— START OF SUPPLIED MATERIAL —
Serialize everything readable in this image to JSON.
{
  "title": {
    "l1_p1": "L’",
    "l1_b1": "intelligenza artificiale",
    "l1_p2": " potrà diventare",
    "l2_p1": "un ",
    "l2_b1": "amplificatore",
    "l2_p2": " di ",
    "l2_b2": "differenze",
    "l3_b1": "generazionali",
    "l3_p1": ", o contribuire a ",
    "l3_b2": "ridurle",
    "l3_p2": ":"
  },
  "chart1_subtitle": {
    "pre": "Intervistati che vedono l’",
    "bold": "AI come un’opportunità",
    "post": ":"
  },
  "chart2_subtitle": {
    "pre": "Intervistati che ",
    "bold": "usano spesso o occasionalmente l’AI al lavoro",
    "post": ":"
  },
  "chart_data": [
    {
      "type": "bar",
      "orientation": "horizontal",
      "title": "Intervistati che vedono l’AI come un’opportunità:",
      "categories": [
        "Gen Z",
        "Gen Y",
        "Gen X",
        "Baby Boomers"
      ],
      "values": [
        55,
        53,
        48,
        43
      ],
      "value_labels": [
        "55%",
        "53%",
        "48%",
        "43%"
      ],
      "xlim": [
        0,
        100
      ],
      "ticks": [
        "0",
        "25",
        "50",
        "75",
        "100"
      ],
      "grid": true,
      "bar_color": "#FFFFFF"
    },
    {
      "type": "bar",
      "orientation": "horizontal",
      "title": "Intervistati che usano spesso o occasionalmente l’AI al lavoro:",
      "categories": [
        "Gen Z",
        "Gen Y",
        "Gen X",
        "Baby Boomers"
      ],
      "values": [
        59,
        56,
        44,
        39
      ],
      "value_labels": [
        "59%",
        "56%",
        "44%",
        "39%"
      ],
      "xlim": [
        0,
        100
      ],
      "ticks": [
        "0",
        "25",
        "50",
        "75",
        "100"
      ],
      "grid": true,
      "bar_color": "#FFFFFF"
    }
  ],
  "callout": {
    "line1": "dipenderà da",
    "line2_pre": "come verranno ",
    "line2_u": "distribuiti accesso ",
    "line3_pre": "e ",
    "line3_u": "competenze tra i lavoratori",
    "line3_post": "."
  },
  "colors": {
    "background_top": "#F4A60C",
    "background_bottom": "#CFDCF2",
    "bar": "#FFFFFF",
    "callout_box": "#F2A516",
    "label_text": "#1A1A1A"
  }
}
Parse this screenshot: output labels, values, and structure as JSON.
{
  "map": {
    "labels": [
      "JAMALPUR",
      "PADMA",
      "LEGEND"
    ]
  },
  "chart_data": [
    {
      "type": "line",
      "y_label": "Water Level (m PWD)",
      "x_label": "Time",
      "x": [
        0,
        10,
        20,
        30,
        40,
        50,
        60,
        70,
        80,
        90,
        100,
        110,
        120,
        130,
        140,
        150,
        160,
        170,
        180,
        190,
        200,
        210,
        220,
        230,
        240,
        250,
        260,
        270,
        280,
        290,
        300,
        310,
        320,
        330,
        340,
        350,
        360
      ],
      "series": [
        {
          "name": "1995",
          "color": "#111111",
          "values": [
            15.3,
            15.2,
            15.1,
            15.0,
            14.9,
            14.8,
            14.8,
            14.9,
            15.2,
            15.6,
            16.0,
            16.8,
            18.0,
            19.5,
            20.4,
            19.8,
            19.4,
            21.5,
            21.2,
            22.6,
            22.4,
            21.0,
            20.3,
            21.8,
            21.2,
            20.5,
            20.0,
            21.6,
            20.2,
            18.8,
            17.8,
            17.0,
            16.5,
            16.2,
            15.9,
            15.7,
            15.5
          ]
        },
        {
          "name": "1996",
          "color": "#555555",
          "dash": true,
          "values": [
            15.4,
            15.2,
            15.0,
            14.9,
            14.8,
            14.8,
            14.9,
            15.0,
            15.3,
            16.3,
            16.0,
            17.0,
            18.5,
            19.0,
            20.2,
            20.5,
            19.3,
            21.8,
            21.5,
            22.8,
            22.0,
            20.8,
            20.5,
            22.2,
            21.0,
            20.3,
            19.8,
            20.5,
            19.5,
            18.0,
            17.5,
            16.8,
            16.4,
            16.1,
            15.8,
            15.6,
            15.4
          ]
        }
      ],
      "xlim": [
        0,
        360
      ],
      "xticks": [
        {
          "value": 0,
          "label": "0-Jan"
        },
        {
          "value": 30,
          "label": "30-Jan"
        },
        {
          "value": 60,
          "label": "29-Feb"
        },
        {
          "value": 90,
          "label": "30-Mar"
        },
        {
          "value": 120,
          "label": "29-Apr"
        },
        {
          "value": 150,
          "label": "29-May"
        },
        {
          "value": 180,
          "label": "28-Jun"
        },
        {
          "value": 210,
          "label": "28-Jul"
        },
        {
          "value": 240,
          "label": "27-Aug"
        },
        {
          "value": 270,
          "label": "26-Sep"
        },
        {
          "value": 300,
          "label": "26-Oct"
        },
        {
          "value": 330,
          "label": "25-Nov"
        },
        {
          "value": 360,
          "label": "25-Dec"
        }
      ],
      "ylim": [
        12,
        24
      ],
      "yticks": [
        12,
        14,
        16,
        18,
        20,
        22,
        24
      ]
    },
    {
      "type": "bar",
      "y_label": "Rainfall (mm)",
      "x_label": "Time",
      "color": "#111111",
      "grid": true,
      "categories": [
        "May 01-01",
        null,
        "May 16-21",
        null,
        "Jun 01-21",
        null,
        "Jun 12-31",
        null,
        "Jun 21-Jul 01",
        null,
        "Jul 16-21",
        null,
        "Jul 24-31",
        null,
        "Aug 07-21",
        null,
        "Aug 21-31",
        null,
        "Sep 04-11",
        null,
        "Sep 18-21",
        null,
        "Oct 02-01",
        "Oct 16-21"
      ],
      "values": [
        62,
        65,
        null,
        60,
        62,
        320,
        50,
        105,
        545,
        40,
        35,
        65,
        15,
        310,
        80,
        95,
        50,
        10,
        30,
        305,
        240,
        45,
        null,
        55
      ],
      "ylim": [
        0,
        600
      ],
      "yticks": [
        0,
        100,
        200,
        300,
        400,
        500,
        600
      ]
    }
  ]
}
— END OF SUPPLIED MATERIAL —
[WORK INSTRUCTIONS]: Reproduce all the records precisely.

[SOLUTION TO THE PROBLEM]:
Serialize everything readable in this image to JSON.
{
  "title": {
    "l1_p1": "L’",
    "l1_b1": "intelligenza artificiale",
    "l1_p2": " potrà diventare",
    "l2_p1": "un ",
    "l2_b1": "amplificatore",
    "l2_p2": " di ",
    "l2_b2": "differenze",
    "l3_b1": "generazionali",
    "l3_p1": ", o contribuire a ",
    "l3_b2": "ridurle",
    "l3_p2": ":"
  },
  "chart1_subtitle": {
    "pre": "Intervistati che vedono l’",
    "bold": "AI come un’opportunità",
    "post": ":"
  },
  "chart2_subtitle": {
    "pre": "Intervistati che ",
    "bold": "usano spesso o occasionalmente l’AI al lavoro",
    "post": ":"
  },
  "chart_data": [
    {
      "type": "bar",
      "orientation": "horizontal",
      "title": "Intervistati che vedono l’AI come un’opportunità:",
      "categories": [
        "Gen Z",
        "Gen Y",
        "Gen X",
        "Baby Boomers"
      ],
      "values": [
        55,
        53,
        48,
        43
      ],
      "value_labels": [
        "55%",
        "53%",
        "48%",
        "43%"
      ],
      "xlim": [
        0,
        100
      ],
      "ticks": [
        "0",
        "25",
        "50",
        "75",
        "100"
      ],
      "grid": true,
      "bar_color": "#FFFFFF"
    },
    {
      "type": "bar",
      "orientation": "horizontal",
      "title": "Intervistati che usano spesso o occasionalmente l’AI al lavoro:",
      "categories": [
        "Gen Z",
        "Gen Y",
        "Gen X",
        "Baby Boomers"
      ],
      "values": [
        59,
        56,
        44,
        39
      ],
      "value_labels": [
        "59%",
        "56%",
        "44%",
        "39%"
      ],
      "xlim": [
        0,
        100
      ],
      "ticks": [
        "0",
        "25",
        "50",
        "75",
        "100"
      ],
      "grid": true,
      "bar_color": "#FFFFFF"
    }
  ],
  "callout": {
    "line1": "dipenderà da",
    "line2_pre": "come verranno ",
    "line2_u": "distribuiti accesso ",
    "line3_pre": "e ",
    "line3_u": "competenze tra i lavoratori",
    "line3_post": "."
  },
  "colors": {
    "background_top": "#F4A60C",
    "background_bottom": "#CFDCF2",
    "bar": "#FFFFFF",
    "callout_box": "#F2A516",
    "label_text": "#1A1A1A"
  }
}
Parse this screenshot: output labels, values, and structure as JSON.
{
  "map": {
    "labels": [
      "JAMALPUR",
      "PADMA",
      "LEGEND"
    ]
  },
  "chart_data": [
    {
      "type": "line",
      "y_label": "Water Level (m PWD)",
      "x_label": "Time",
      "x": [
        0,
        10,
        20,
        30,
        40,
        50,
        60,
        70,
        80,
        90,
        100,
        110,
        120,
        130,
        140,
        150,
        160,
        170,
        180,
        190,
        200,
        210,
        220,
        230,
        240,
        250,
        260,
        270,
        280,
        290,
        300,
        310,
        320,
        330,
        340,
        350,
        360
      ],
      "series": [
        {
          "name": "1995",
          "color": "#111111",
          "values": [
            15.3,
            15.2,
            15.1,
            15.0,
            14.9,
            14.8,
            14.8,
            14.9,
            15.2,
            15.6,
            16.0,
            16.8,
            18.0,
            19.5,
            20.4,
            19.8,
            19.4,
            21.5,
            21.2,
            22.6,
            22.4,
            21.0,
            20.3,
            21.8,
            21.2,
            20.5,
            20.0,
            21.6,
            20.2,
            18.8,
            17.8,
            17.0,
            16.5,
            16.2,
            15.9,
            15.7,
            15.5
          ]
        },
        {
          "name": "1996",
          "color": "#555555",
          "dash": true,
          "values": [
            15.4,
            15.2,
            15.0,
            14.9,
            14.8,
            14.8,
            14.9,
            15.0,
            15.3,
            16.3,
            16.0,
            17.0,
            18.5,
            19.0,
            20.2,
            20.5,
            19.3,
            21.8,
            21.5,
            22.8,
            22.0,
            20.8,
            20.5,
            22.2,
            21.0,
            20.3,
            19.8,
            20.5,
            19.5,
            18.0,
            17.5,
            16.8,
            16.4,
            16.1,
            15.8,
            15.6,
            15.4
          ]
        }
      ],
      "xlim": [
        0,
        360
      ],
      "xticks": [
        {
          "value": 0,
          "label": "0-Jan"
        },
        {
          "value": 30,
          "label": "30-Jan"
        },
        {
          "value": 60,
          "label": "29-Feb"
        },
        {
          "value": 90,
          "label": "30-Mar"
        },
        {
          "value": 120,
          "label": "29-Apr"
        },
        {
          "value": 150,
          "label": "29-May"
        },
        {
          "value": 180,
          "label": "28-Jun"
        },
        {
          "value": 210,
          "label": "28-Jul"
        },
        {
          "value": 240,
          "label": "27-Aug"
        },
        {
          "value": 270,
          "label": "26-Sep"
        },
        {
          "value": 300,
          "label": "26-Oct"
        },
        {
          "value": 330,
          "label": "25-Nov"
        },
        {
          "value": 360,
          "label": "25-Dec"
        }
      ],
      "ylim": [
        12,
        24
      ],
      "yticks": [
        12,
        14,
        16,
        18,
        20,
        22,
        24
      ]
    },
    {
      "type": "bar",
      "y_label": "Rainfall (mm)",
      "x_label": "Time",
      "color": "#111111",
      "grid": true,
      "categories": [
        "May 01-01",
        null,
        "May 16-21",
        null,
        "Jun 01-21",
        null,
        "Jun 12-31",
        null,
        "Jun 21-Jul 01",
        null,
        "Jul 16-21",
        null,
        "Jul 24-31",
        null,
        "Aug 07-21",
        null,
        "Aug 21-31",
        null,
        "Sep 04-11",
        null,
        "Sep 18-21",
        null,
        "Oct 02-01",
        "Oct 16-21"
      ],
      "values": [
        62,
        65,
        null,
        60,
        62,
        320,
        50,
        105,
        545,
        40,
        35,
        65,
        15,
        310,
        80,
        95,
        50,
        10,
        30,
        305,
        240,
        45,
        null,
        55
      ],
      "ylim": [
        0,
        600
      ],
      "yticks": [
        0,
        100,
        200,
        300,
        400,
        500,
        600
      ]
    }
  ]
}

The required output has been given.